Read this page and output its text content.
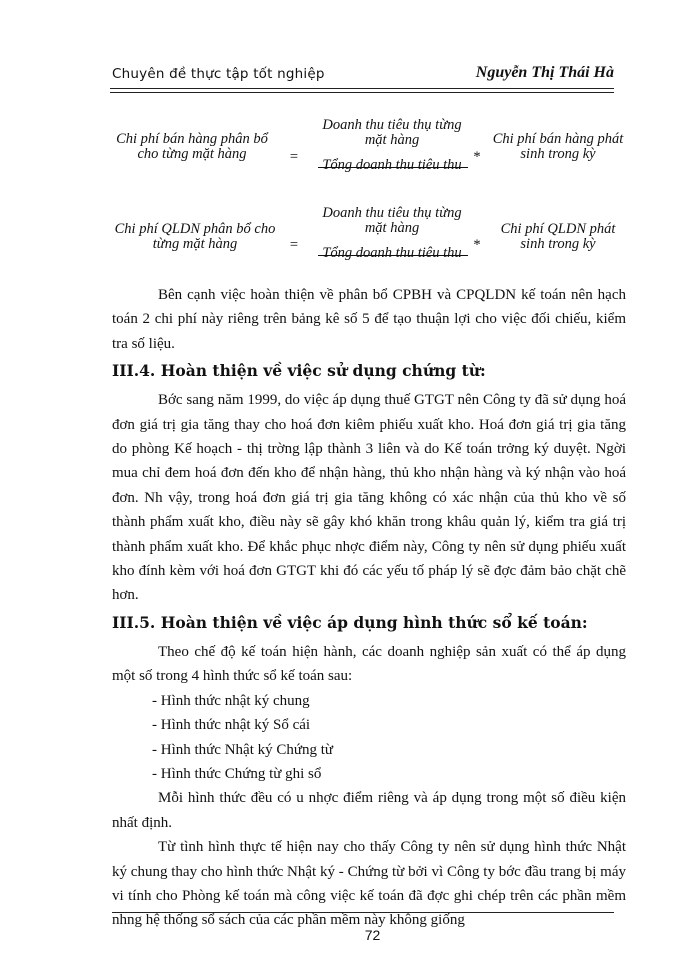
Chuyên đề thực tập tốt nghiệp	Nguyễn Thị Thái Hà
Chi phí bán hàng phân bổ cho từng mặt hàng	=
Doanh thu tiêu thụ từng mặt hàng
Tổng doanh thu tiêu thu *
Chi phí bán hàng phát sinh trong kỳ
Chi phí QLDN phân bổ cho từng mặt hàng	=
Doanh thu tiêu thụ từng mặt hàng
Tổng doanh thu tiêu thu *
Chi phí QLDN phát sinh trong kỳ

Bên cạnh việc hoàn thiện về phân bổ CPBH và CPQLDN kế toán nên hạch toán 2 chi phí này riêng trên bảng kê số 5 để tạo thuận lợi cho việc đối chiếu, kiểm tra số liệu.

III.4. Hoàn thiện về việc sử dụng chứng từ:

Bớc sang năm 1999, do việc áp dụng thuế GTGT nên Công ty đã sử dụng hoá đơn giá trị gia tăng thay cho hoá đơn kiêm phiếu xuất kho. Hoá đơn giá trị gia tăng do phòng Kế hoạch - thị trờng lập thành 3 liên và do Kế toán trởng ký duyệt. Ngời mua chỉ đem hoá đơn đến kho để nhận hàng, thủ kho nhận hàng và ký nhận vào hoá đơn. Nh vậy, trong hoá đơn giá trị gia tăng không có xác nhận của thủ kho về số thành phẩm xuất kho, điều này sẽ gây khó khăn trong khâu quản lý, kiểm tra giá trị thành phẩm xuất kho. Để khắc phục nhợc điểm này, Công ty nên sử dụng phiếu xuất kho đính kèm với hoá đơn GTGT khi đó các yếu tố pháp lý sẽ đợc đảm bảo chặt chẽ hơn.

III.5. Hoàn thiện về việc áp dụng hình thức sổ kế toán:

Theo chế độ kế toán hiện hành, các doanh nghiệp sản xuất có thể áp dụng một số trong 4 hình thức sổ kế toán sau:

- Hình thức nhật ký chung

- Hình thức nhật ký Sổ cái

- Hình thức Nhật ký Chứng từ

- Hình thức Chứng từ ghi sổ

Mỗi hình thức đều có u nhợc điểm riêng và áp dụng trong một số điều kiện nhất định.

Từ tình hình thực tế hiện nay cho thấy Công ty nên sử dụng hình thức Nhật ký chung thay cho hình thức Nhật ký - Chứng từ bởi vì Công ty bớc đầu trang bị máy vi tính cho Phòng kế toán mà công việc kế toán đã đợc ghi chép trên các phần mềm nhng hệ thống sổ sách của các phần mềm này không giống

72
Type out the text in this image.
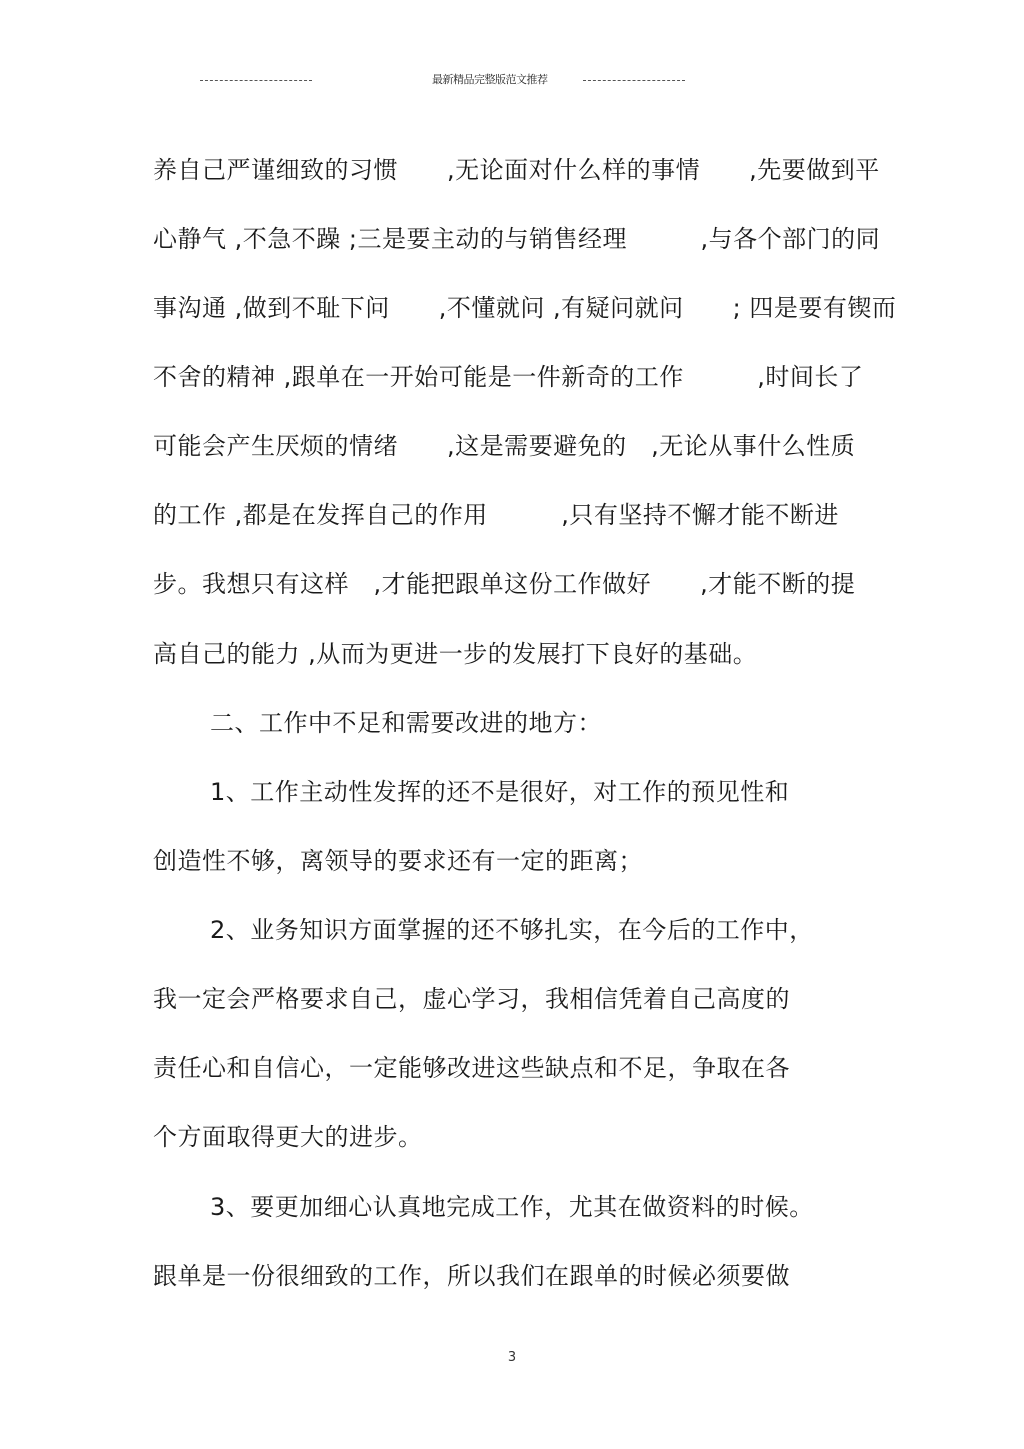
最新精品完整版范文推荐
养自己严谨细致的习惯　　,无论面对什么样的事情　　,先要做到平
心静气 ,不急不躁 ;三是要主动的与销售经理　　　,与各个部门的同
事沟通 ,做到不耻下问　　,不懂就问 ,有疑问就问　　; 四是要有锲而
不舍的精神 ,跟单在一开始可能是一件新奇的工作　　　,时间长了
可能会产生厌烦的情绪　　,这是需要避免的　,无论从事什么性质
的工作 ,都是在发挥自己的作用　　　,只有坚持不懈才能不断进
步。我想只有这样　,才能把跟单这份工作做好　　,才能不断的提
高自己的能力 ,从而为更进一步的发展打下良好的基础。
二、工作中不足和需要改进的地方：
1、工作主动性发挥的还不是很好，对工作的预见性和
创造性不够，离领导的要求还有一定的距离；
2、业务知识方面掌握的还不够扎实，在今后的工作中，
我一定会严格要求自己，虚心学习，我相信凭着自己高度的
责任心和自信心，一定能够改进这些缺点和不足，争取在各
个方面取得更大的进步。
3、要更加细心认真地完成工作，尤其在做资料的时候。
跟单是一份很细致的工作，所以我们在跟单的时候必须要做
3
★ ★ ★ ★
(WHAT YOU ARE ASKED TO DO)
Write out every line of the preceding listing that contains "từng".

(TASK RESULT)
Chi phí bán hàng phân bổ cho từng mặt hàng	=
Doanh thu tiêu thụ từng mặt hàng
Chi phí QLDN phân bổ cho từng mặt hàng	=
Doanh thu tiêu thụ từng mặt hàng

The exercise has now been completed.